Brief:
Assemble all lines in which the string "سمعت" appears.
-- start of Source data --
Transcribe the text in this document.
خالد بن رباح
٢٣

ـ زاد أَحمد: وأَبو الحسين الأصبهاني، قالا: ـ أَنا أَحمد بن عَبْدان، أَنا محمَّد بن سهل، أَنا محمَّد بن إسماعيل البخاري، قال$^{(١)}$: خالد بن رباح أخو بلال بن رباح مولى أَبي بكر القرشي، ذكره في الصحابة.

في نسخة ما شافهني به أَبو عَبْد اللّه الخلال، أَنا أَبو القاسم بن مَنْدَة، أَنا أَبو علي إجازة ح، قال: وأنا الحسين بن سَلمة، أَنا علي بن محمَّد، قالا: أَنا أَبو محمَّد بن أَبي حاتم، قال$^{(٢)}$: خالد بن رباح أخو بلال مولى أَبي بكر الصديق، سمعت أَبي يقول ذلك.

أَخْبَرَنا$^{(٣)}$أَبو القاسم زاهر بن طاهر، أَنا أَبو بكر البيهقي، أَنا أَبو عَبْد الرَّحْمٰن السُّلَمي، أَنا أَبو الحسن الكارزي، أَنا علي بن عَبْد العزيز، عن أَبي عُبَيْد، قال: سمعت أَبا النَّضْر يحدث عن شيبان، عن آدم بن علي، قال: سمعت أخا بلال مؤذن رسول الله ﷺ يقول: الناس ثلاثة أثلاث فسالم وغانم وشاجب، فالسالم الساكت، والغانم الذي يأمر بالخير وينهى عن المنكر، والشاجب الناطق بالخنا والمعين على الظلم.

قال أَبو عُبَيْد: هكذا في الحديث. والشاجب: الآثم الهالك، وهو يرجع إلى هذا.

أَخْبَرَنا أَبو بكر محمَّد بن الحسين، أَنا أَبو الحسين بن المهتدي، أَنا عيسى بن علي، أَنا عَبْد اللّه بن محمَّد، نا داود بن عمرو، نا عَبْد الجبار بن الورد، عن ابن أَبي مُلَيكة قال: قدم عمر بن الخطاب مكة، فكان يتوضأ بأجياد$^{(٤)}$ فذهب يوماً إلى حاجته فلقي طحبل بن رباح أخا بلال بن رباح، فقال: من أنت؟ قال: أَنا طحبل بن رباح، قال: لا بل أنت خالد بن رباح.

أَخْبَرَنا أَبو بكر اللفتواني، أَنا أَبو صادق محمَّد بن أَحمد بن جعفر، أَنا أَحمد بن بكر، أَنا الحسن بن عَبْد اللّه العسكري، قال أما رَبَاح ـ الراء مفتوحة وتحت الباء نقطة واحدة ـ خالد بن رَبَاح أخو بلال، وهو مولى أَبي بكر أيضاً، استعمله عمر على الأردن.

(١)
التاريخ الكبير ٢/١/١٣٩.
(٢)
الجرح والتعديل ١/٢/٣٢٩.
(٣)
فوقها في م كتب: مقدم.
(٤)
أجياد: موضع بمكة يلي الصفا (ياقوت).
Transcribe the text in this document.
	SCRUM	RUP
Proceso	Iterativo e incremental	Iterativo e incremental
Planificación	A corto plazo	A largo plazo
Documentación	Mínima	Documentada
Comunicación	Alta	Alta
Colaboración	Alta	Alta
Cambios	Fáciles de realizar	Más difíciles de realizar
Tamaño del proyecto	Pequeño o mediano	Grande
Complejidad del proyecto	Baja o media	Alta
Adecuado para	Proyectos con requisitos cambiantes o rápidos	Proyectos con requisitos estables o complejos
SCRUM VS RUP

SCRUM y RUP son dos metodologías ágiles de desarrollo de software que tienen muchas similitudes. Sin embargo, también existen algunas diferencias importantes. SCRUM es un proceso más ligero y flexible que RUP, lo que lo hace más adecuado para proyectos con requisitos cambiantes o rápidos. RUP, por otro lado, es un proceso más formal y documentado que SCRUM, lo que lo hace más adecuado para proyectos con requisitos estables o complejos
-- end of Source data --
Response for this exercise:
في نسخة ما شافهني به أَبو عَبْد اللّه الخلال، أَنا أَبو القاسم بن مَنْدَة، أَنا أَبو علي إجازة ح، قال: وأنا الحسين بن سَلمة، أَنا علي بن محمَّد، قالا: أَنا أَبو محمَّد بن أَبي حاتم، قال$^{(٢)}$: خالد بن رباح أخو بلال مولى أَبي بكر الصديق، سمعت أَبي يقول ذلك.
أَخْبَرَنا$^{(٣)}$أَبو القاسم زاهر بن طاهر، أَنا أَبو بكر البيهقي، أَنا أَبو عَبْد الرَّحْمٰن السُّلَمي، أَنا أَبو الحسن الكارزي، أَنا علي بن عَبْد العزيز، عن أَبي عُبَيْد، قال: سمعت أَبا النَّضْر يحدث عن شيبان، عن آدم بن علي، قال: سمعت أخا بلال مؤذن رسول الله ﷺ يقول: الناس ثلاثة أثلاث فسالم وغانم وشاجب، فالسالم الساكت، والغانم الذي يأمر بالخير وينهى عن المنكر، والشاجب الناطق بالخنا والمعين على الظلم.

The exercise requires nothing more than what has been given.